▸ OBJECTIVE
From the entries below, count the lines with "this". Write only the count.
— BEGIN MATERIAL —
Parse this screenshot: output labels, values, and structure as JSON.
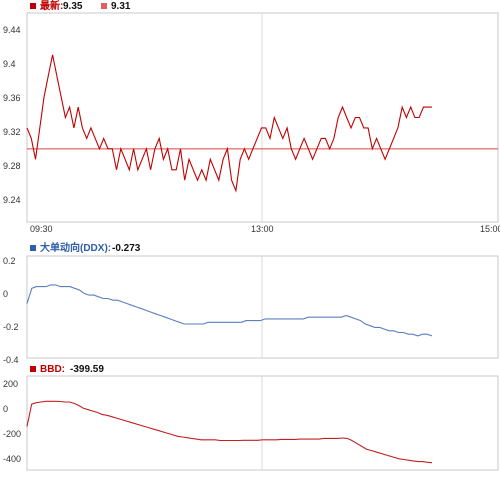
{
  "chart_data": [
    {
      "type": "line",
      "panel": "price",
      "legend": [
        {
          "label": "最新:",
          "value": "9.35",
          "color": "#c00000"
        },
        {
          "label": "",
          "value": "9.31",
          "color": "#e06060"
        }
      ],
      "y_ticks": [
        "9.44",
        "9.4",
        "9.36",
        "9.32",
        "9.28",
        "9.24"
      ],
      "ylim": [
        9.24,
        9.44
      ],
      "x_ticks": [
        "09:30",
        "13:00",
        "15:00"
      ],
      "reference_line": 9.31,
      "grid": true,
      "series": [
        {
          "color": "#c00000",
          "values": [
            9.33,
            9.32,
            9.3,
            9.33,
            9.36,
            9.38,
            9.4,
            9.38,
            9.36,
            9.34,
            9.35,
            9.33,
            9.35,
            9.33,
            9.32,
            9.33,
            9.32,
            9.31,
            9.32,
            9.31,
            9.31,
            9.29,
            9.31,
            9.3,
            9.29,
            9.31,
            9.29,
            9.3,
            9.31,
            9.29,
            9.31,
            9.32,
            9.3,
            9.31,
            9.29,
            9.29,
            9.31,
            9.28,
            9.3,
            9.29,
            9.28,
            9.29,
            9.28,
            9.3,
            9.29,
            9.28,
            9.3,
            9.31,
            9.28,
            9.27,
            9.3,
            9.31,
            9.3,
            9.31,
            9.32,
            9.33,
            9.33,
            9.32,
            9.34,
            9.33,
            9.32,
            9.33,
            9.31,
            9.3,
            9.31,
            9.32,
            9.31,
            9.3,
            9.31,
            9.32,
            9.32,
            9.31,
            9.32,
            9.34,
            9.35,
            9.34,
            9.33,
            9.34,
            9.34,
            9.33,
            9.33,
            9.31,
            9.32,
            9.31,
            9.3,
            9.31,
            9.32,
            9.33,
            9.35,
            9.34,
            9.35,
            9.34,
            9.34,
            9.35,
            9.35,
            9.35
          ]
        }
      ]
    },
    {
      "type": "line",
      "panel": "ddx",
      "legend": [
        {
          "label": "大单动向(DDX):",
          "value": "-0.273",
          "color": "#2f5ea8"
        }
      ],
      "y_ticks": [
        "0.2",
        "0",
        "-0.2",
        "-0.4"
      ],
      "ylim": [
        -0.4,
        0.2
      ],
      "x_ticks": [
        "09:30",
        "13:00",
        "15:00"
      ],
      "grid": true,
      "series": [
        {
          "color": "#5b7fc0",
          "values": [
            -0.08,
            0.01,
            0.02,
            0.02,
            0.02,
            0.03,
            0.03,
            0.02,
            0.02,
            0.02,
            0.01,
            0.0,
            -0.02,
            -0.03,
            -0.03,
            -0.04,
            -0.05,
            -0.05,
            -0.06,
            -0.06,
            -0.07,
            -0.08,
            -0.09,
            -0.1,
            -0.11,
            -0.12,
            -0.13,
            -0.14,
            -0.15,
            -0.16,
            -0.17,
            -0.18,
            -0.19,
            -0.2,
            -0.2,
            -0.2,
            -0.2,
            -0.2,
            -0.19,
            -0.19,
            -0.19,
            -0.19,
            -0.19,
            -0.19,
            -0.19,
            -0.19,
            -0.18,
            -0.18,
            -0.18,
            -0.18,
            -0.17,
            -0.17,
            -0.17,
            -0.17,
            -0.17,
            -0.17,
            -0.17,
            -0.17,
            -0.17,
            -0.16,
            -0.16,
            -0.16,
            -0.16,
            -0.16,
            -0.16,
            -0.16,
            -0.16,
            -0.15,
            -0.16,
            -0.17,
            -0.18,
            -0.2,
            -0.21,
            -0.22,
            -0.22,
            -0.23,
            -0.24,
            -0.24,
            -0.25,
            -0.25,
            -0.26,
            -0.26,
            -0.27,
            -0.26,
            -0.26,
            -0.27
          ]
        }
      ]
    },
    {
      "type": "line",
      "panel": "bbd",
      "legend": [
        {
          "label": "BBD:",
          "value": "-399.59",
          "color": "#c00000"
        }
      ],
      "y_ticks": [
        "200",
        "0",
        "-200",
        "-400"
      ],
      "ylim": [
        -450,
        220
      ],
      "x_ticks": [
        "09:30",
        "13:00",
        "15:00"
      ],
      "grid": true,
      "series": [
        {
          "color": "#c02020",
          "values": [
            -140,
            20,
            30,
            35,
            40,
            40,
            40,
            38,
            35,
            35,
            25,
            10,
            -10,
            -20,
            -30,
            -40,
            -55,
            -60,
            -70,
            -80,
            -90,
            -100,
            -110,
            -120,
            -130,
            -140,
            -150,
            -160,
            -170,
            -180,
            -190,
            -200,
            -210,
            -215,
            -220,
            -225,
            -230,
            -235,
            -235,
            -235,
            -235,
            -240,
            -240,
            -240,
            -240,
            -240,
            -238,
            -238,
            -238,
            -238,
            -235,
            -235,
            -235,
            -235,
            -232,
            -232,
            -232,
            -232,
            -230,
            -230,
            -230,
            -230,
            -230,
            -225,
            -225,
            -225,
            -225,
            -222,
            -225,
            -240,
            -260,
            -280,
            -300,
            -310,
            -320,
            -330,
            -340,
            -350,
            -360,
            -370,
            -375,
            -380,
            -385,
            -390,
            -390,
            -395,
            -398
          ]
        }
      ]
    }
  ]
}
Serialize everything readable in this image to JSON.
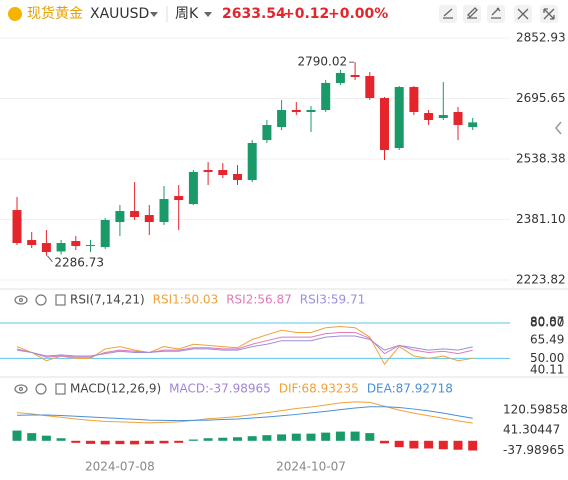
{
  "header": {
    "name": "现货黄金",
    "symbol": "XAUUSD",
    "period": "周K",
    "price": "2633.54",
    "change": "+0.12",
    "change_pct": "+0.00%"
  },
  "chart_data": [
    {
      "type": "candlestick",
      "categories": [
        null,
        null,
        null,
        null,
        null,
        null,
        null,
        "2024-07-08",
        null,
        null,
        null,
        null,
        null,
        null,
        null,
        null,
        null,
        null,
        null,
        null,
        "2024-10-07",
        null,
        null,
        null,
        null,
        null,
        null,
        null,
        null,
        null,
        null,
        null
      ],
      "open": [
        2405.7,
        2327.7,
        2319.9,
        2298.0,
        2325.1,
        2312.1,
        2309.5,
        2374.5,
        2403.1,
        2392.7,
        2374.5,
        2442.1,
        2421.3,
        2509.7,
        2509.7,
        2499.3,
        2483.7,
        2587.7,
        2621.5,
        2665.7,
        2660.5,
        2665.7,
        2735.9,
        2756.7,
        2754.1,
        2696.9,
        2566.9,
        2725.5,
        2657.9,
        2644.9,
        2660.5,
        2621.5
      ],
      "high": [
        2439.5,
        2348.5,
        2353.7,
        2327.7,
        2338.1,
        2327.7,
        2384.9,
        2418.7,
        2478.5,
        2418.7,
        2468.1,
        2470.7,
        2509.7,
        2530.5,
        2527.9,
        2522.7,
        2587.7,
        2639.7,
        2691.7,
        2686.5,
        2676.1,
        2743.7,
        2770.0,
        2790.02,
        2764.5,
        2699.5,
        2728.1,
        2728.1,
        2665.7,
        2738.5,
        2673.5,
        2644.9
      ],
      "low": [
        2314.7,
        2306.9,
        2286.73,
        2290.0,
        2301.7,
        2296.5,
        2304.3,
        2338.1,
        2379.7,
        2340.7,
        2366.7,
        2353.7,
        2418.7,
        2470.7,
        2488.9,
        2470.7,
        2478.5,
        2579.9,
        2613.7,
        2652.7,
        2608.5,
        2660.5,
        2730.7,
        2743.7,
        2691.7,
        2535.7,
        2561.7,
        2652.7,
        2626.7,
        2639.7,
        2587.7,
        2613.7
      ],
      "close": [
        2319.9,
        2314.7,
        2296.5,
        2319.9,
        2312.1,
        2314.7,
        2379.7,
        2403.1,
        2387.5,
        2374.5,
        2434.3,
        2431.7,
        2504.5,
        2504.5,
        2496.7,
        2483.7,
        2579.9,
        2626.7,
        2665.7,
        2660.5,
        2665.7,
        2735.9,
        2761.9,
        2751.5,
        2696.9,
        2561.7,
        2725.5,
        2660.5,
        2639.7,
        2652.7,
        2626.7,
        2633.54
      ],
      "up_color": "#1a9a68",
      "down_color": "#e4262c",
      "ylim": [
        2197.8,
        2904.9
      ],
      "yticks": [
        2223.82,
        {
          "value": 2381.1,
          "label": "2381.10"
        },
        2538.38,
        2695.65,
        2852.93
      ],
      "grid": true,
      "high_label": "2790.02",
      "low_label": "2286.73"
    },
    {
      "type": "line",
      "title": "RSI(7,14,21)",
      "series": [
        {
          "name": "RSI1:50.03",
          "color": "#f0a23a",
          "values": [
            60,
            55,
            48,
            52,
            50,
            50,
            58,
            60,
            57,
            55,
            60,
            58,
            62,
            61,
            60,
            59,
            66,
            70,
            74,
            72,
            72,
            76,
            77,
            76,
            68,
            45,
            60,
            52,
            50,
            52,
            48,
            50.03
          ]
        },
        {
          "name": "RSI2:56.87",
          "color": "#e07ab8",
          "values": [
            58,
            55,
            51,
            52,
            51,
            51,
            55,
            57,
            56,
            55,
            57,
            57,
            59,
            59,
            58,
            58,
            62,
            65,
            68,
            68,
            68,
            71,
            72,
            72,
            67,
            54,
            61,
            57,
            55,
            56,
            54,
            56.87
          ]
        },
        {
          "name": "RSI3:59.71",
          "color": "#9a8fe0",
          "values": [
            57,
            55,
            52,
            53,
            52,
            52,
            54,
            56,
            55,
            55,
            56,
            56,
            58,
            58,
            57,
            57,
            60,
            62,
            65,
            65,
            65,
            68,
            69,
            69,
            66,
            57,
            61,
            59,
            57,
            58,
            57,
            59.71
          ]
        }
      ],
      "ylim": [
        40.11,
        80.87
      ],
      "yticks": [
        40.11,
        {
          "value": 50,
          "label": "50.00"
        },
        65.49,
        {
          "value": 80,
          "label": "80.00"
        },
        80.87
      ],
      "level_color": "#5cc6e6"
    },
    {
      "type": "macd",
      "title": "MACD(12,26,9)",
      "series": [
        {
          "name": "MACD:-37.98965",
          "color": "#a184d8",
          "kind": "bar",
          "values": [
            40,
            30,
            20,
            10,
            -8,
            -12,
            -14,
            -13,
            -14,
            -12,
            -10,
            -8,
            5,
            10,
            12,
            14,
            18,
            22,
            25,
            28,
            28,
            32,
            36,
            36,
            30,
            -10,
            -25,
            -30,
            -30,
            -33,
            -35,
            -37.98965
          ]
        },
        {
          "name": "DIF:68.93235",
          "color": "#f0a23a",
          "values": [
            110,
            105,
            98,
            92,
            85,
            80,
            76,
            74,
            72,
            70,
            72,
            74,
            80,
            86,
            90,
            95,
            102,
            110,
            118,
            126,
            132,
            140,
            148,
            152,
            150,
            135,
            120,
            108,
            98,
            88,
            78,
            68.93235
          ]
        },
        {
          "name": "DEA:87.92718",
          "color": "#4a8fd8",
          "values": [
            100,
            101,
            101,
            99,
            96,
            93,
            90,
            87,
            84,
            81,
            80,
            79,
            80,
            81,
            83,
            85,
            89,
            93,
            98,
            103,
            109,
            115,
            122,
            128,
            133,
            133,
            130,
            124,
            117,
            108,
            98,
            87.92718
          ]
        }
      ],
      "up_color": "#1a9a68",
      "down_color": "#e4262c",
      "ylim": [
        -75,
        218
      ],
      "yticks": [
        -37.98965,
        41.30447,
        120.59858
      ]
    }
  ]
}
— END MATERIAL —
▸ CORRECT RESPONSE
2